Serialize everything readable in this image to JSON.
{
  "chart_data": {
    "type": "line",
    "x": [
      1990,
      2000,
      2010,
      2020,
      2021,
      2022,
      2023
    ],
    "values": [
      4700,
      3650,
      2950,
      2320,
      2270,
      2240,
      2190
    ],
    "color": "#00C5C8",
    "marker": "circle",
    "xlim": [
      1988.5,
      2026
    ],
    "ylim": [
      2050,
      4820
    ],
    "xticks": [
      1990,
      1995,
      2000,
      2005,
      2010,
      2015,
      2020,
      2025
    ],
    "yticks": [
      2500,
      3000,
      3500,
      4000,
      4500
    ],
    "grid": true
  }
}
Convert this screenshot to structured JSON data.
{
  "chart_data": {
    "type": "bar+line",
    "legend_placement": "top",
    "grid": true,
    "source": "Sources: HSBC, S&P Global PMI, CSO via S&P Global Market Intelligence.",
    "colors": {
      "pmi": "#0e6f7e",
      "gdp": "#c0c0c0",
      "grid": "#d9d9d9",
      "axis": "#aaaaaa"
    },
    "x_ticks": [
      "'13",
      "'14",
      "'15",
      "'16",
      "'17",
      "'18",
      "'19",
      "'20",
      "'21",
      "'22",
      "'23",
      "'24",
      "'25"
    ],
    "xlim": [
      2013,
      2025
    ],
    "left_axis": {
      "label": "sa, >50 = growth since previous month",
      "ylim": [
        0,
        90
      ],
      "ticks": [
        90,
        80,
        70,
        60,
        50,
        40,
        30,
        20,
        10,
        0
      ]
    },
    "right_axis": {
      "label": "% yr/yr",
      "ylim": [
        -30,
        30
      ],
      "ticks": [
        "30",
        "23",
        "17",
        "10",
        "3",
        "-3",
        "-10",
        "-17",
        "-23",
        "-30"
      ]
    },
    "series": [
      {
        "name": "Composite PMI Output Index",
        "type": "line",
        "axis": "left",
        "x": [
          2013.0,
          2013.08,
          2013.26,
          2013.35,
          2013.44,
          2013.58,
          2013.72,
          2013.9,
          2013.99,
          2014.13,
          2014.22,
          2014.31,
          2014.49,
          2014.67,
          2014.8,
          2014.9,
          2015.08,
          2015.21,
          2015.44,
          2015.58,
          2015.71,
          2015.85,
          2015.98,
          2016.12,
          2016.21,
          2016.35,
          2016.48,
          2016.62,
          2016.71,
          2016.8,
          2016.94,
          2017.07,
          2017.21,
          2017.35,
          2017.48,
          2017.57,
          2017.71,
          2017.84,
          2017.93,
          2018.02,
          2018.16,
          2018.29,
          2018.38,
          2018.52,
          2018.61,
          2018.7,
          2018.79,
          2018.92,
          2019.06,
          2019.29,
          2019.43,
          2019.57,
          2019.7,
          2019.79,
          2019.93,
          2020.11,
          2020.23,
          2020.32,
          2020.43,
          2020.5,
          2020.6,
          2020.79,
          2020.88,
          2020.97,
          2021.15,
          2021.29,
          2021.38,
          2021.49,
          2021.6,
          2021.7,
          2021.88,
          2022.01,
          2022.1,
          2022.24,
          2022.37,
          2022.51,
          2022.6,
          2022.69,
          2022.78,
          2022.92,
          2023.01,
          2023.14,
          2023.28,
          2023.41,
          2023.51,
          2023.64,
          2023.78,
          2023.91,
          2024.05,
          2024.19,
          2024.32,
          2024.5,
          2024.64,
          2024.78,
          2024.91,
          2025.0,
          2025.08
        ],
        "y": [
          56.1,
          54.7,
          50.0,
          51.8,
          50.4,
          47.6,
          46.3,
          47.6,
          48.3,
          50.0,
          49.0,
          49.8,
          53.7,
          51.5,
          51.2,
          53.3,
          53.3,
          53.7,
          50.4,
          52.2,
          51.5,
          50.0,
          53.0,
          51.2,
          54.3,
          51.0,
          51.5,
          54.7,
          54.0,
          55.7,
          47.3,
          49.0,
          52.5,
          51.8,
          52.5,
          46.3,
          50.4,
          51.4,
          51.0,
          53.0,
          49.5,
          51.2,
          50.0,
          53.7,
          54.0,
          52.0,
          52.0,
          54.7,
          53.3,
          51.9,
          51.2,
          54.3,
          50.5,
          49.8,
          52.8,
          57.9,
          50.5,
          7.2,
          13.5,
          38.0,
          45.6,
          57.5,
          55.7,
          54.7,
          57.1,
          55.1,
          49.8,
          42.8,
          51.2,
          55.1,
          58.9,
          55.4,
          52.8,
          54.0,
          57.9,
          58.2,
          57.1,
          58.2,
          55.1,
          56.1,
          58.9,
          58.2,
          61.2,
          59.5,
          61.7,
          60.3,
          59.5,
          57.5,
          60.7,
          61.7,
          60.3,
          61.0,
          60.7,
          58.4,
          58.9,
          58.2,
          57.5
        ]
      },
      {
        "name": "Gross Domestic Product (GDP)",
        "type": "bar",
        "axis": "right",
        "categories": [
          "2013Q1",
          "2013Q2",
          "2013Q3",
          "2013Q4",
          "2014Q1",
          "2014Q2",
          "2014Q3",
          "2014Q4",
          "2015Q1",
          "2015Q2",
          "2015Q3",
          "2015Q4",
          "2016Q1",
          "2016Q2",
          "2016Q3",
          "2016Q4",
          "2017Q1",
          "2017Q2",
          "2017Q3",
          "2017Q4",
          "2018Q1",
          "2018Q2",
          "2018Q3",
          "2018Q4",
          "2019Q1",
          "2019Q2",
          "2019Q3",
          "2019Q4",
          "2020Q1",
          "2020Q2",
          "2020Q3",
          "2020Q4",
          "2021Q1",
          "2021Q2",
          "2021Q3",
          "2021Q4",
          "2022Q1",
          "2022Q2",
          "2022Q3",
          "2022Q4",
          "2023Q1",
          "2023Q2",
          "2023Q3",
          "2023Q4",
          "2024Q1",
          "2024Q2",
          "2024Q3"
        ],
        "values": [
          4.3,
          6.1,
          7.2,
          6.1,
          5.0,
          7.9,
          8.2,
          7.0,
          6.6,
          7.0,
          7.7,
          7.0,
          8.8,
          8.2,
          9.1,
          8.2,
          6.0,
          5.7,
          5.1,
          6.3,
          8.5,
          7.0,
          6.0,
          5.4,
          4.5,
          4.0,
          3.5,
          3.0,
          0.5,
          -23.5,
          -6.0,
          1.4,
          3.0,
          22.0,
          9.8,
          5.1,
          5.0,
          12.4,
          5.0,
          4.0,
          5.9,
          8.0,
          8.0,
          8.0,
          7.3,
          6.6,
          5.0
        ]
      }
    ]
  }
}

◆ **OBJECTIVE**:
Take the listing above and write it out again exactly.

◆ **THE REPLY**:
Serialize everything readable in this image to JSON.
{
  "chart_data": {
    "type": "line",
    "x": [
      1990,
      2000,
      2010,
      2020,
      2021,
      2022,
      2023
    ],
    "values": [
      4700,
      3650,
      2950,
      2320,
      2270,
      2240,
      2190
    ],
    "color": "#00C5C8",
    "marker": "circle",
    "xlim": [
      1988.5,
      2026
    ],
    "ylim": [
      2050,
      4820
    ],
    "xticks": [
      1990,
      1995,
      2000,
      2005,
      2010,
      2015,
      2020,
      2025
    ],
    "yticks": [
      2500,
      3000,
      3500,
      4000,
      4500
    ],
    "grid": true
  }
}
Convert this screenshot to structured JSON data.
{
  "chart_data": {
    "type": "bar+line",
    "legend_placement": "top",
    "grid": true,
    "source": "Sources: HSBC, S&P Global PMI, CSO via S&P Global Market Intelligence.",
    "colors": {
      "pmi": "#0e6f7e",
      "gdp": "#c0c0c0",
      "grid": "#d9d9d9",
      "axis": "#aaaaaa"
    },
    "x_ticks": [
      "'13",
      "'14",
      "'15",
      "'16",
      "'17",
      "'18",
      "'19",
      "'20",
      "'21",
      "'22",
      "'23",
      "'24",
      "'25"
    ],
    "xlim": [
      2013,
      2025
    ],
    "left_axis": {
      "label": "sa, >50 = growth since previous month",
      "ylim": [
        0,
        90
      ],
      "ticks": [
        90,
        80,
        70,
        60,
        50,
        40,
        30,
        20,
        10,
        0
      ]
    },
    "right_axis": {
      "label": "% yr/yr",
      "ylim": [
        -30,
        30
      ],
      "ticks": [
        "30",
        "23",
        "17",
        "10",
        "3",
        "-3",
        "-10",
        "-17",
        "-23",
        "-30"
      ]
    },
    "series": [
      {
        "name": "Composite PMI Output Index",
        "type": "line",
        "axis": "left",
        "x": [
          2013.0,
          2013.08,
          2013.26,
          2013.35,
          2013.44,
          2013.58,
          2013.72,
          2013.9,
          2013.99,
          2014.13,
          2014.22,
          2014.31,
          2014.49,
          2014.67,
          2014.8,
          2014.9,
          2015.08,
          2015.21,
          2015.44,
          2015.58,
          2015.71,
          2015.85,
          2015.98,
          2016.12,
          2016.21,
          2016.35,
          2016.48,
          2016.62,
          2016.71,
          2016.8,
          2016.94,
          2017.07,
          2017.21,
          2017.35,
          2017.48,
          2017.57,
          2017.71,
          2017.84,
          2017.93,
          2018.02,
          2018.16,
          2018.29,
          2018.38,
          2018.52,
          2018.61,
          2018.7,
          2018.79,
          2018.92,
          2019.06,
          2019.29,
          2019.43,
          2019.57,
          2019.7,
          2019.79,
          2019.93,
          2020.11,
          2020.23,
          2020.32,
          2020.43,
          2020.5,
          2020.6,
          2020.79,
          2020.88,
          2020.97,
          2021.15,
          2021.29,
          2021.38,
          2021.49,
          2021.6,
          2021.7,
          2021.88,
          2022.01,
          2022.1,
          2022.24,
          2022.37,
          2022.51,
          2022.6,
          2022.69,
          2022.78,
          2022.92,
          2023.01,
          2023.14,
          2023.28,
          2023.41,
          2023.51,
          2023.64,
          2023.78,
          2023.91,
          2024.05,
          2024.19,
          2024.32,
          2024.5,
          2024.64,
          2024.78,
          2024.91,
          2025.0,
          2025.08
        ],
        "y": [
          56.1,
          54.7,
          50.0,
          51.8,
          50.4,
          47.6,
          46.3,
          47.6,
          48.3,
          50.0,
          49.0,
          49.8,
          53.7,
          51.5,
          51.2,
          53.3,
          53.3,
          53.7,
          50.4,
          52.2,
          51.5,
          50.0,
          53.0,
          51.2,
          54.3,
          51.0,
          51.5,
          54.7,
          54.0,
          55.7,
          47.3,
          49.0,
          52.5,
          51.8,
          52.5,
          46.3,
          50.4,
          51.4,
          51.0,
          53.0,
          49.5,
          51.2,
          50.0,
          53.7,
          54.0,
          52.0,
          52.0,
          54.7,
          53.3,
          51.9,
          51.2,
          54.3,
          50.5,
          49.8,
          52.8,
          57.9,
          50.5,
          7.2,
          13.5,
          38.0,
          45.6,
          57.5,
          55.7,
          54.7,
          57.1,
          55.1,
          49.8,
          42.8,
          51.2,
          55.1,
          58.9,
          55.4,
          52.8,
          54.0,
          57.9,
          58.2,
          57.1,
          58.2,
          55.1,
          56.1,
          58.9,
          58.2,
          61.2,
          59.5,
          61.7,
          60.3,
          59.5,
          57.5,
          60.7,
          61.7,
          60.3,
          61.0,
          60.7,
          58.4,
          58.9,
          58.2,
          57.5
        ]
      },
      {
        "name": "Gross Domestic Product (GDP)",
        "type": "bar",
        "axis": "right",
        "categories": [
          "2013Q1",
          "2013Q2",
          "2013Q3",
          "2013Q4",
          "2014Q1",
          "2014Q2",
          "2014Q3",
          "2014Q4",
          "2015Q1",
          "2015Q2",
          "2015Q3",
          "2015Q4",
          "2016Q1",
          "2016Q2",
          "2016Q3",
          "2016Q4",
          "2017Q1",
          "2017Q2",
          "2017Q3",
          "2017Q4",
          "2018Q1",
          "2018Q2",
          "2018Q3",
          "2018Q4",
          "2019Q1",
          "2019Q2",
          "2019Q3",
          "2019Q4",
          "2020Q1",
          "2020Q2",
          "2020Q3",
          "2020Q4",
          "2021Q1",
          "2021Q2",
          "2021Q3",
          "2021Q4",
          "2022Q1",
          "2022Q2",
          "2022Q3",
          "2022Q4",
          "2023Q1",
          "2023Q2",
          "2023Q3",
          "2023Q4",
          "2024Q1",
          "2024Q2",
          "2024Q3"
        ],
        "values": [
          4.3,
          6.1,
          7.2,
          6.1,
          5.0,
          7.9,
          8.2,
          7.0,
          6.6,
          7.0,
          7.7,
          7.0,
          8.8,
          8.2,
          9.1,
          8.2,
          6.0,
          5.7,
          5.1,
          6.3,
          8.5,
          7.0,
          6.0,
          5.4,
          4.5,
          4.0,
          3.5,
          3.0,
          0.5,
          -23.5,
          -6.0,
          1.4,
          3.0,
          22.0,
          9.8,
          5.1,
          5.0,
          12.4,
          5.0,
          4.0,
          5.9,
          8.0,
          8.0,
          8.0,
          7.3,
          6.6,
          5.0
        ]
      }
    ]
  }
}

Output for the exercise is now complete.